● Work to do
In the entries, find all lines that hold the word "Damped" and copy them.

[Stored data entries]
----
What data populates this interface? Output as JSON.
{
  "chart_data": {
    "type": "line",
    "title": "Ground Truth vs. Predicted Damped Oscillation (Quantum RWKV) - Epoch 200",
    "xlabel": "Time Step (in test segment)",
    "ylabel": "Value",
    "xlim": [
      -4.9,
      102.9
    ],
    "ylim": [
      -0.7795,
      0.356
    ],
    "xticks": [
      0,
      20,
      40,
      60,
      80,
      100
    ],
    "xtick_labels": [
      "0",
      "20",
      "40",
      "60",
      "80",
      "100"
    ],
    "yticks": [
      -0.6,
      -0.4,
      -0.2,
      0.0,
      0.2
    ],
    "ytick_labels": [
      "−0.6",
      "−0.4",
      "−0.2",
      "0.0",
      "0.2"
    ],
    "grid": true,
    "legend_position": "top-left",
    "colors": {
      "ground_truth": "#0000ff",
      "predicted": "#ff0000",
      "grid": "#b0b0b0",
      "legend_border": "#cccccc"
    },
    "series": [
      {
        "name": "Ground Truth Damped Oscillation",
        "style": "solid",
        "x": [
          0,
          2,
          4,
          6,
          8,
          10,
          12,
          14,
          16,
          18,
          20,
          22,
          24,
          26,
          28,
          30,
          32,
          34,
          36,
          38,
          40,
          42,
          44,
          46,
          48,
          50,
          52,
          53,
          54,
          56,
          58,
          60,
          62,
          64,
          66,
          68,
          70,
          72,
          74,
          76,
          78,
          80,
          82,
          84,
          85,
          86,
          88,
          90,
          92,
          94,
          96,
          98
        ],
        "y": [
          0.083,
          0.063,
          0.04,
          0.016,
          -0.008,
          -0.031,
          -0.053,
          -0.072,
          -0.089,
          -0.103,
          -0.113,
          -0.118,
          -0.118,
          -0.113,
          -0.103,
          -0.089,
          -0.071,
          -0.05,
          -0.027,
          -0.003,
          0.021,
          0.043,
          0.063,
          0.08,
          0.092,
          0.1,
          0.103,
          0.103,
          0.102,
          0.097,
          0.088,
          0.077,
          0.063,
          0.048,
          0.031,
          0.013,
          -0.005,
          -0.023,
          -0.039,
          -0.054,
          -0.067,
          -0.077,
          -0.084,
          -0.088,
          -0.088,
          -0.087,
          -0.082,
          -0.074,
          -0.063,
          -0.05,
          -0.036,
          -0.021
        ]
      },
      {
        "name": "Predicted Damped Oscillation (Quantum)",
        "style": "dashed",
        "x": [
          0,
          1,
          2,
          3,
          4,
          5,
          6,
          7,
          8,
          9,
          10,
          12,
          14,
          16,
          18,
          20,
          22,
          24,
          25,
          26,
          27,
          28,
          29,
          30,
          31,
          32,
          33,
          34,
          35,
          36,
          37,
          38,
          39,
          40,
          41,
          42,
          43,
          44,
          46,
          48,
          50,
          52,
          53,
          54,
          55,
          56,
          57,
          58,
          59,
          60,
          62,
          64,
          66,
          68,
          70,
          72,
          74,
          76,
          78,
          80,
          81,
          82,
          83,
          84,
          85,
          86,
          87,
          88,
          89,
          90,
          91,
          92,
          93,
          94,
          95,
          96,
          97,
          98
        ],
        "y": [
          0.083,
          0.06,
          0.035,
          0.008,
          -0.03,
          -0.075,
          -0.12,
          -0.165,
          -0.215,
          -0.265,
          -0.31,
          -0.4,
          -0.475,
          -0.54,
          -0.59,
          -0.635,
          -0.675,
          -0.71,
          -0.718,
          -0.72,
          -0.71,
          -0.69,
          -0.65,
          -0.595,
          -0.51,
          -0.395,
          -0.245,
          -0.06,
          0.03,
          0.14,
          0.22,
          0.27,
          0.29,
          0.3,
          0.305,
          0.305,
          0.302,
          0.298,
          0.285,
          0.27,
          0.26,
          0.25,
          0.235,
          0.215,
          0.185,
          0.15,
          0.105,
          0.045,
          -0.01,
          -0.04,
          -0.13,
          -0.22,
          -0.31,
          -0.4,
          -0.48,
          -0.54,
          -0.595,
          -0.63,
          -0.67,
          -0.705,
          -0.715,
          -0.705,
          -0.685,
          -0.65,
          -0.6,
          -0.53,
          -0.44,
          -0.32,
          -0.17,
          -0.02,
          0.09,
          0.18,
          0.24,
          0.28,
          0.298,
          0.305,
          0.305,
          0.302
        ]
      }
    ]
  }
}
----
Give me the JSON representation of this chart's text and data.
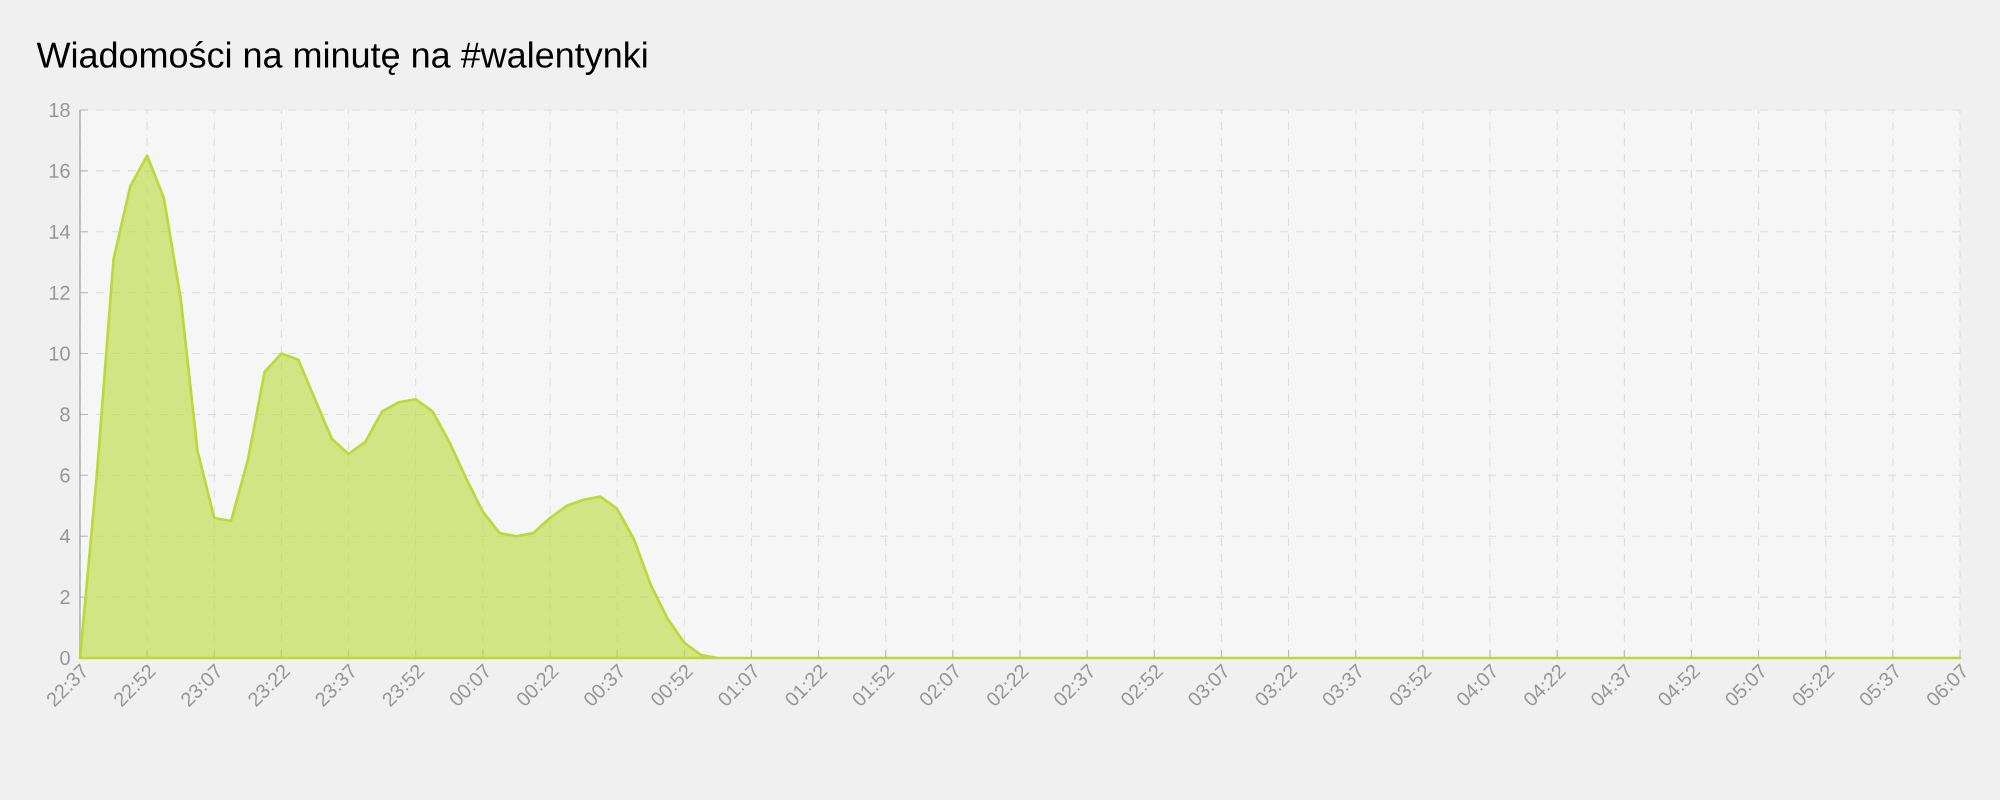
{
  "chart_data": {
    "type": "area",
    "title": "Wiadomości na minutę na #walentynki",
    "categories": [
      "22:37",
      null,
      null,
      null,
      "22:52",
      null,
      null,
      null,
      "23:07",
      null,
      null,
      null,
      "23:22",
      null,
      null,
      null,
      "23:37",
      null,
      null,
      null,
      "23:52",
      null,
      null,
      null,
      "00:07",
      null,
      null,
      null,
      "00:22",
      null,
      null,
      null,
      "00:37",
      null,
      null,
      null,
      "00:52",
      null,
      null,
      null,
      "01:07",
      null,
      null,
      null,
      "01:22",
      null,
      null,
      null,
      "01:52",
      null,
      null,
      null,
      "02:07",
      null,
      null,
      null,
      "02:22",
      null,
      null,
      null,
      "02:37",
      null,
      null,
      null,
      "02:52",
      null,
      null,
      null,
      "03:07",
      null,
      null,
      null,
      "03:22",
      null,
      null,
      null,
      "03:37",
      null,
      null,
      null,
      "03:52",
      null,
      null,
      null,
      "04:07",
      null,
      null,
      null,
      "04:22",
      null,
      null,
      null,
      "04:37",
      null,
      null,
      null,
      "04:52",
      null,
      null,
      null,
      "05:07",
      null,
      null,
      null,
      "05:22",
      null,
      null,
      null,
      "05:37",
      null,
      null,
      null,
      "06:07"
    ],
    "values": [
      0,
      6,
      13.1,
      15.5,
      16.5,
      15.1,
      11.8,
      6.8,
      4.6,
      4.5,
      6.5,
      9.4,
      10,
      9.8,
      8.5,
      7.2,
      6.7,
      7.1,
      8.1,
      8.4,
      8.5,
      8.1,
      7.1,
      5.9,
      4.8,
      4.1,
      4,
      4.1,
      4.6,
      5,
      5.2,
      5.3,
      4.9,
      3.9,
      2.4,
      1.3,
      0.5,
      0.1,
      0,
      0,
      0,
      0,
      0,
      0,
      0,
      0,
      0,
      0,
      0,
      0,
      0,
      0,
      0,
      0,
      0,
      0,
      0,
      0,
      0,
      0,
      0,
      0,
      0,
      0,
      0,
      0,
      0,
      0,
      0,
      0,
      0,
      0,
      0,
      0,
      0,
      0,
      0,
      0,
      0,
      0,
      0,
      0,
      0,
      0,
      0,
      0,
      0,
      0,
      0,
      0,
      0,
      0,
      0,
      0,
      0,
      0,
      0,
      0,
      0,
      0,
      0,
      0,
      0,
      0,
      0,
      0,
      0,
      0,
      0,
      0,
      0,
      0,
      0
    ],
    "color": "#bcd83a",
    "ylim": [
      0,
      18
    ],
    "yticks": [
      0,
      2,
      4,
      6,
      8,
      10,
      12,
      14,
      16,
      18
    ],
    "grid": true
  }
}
----
● Task answer
    "title": "Ground Truth vs. Predicted Damped Oscillation (Quantum RWKV) - Epoch 200",
        "name": "Ground Truth Damped Oscillation",
        "name": "Predicted Damped Oscillation (Quantum)",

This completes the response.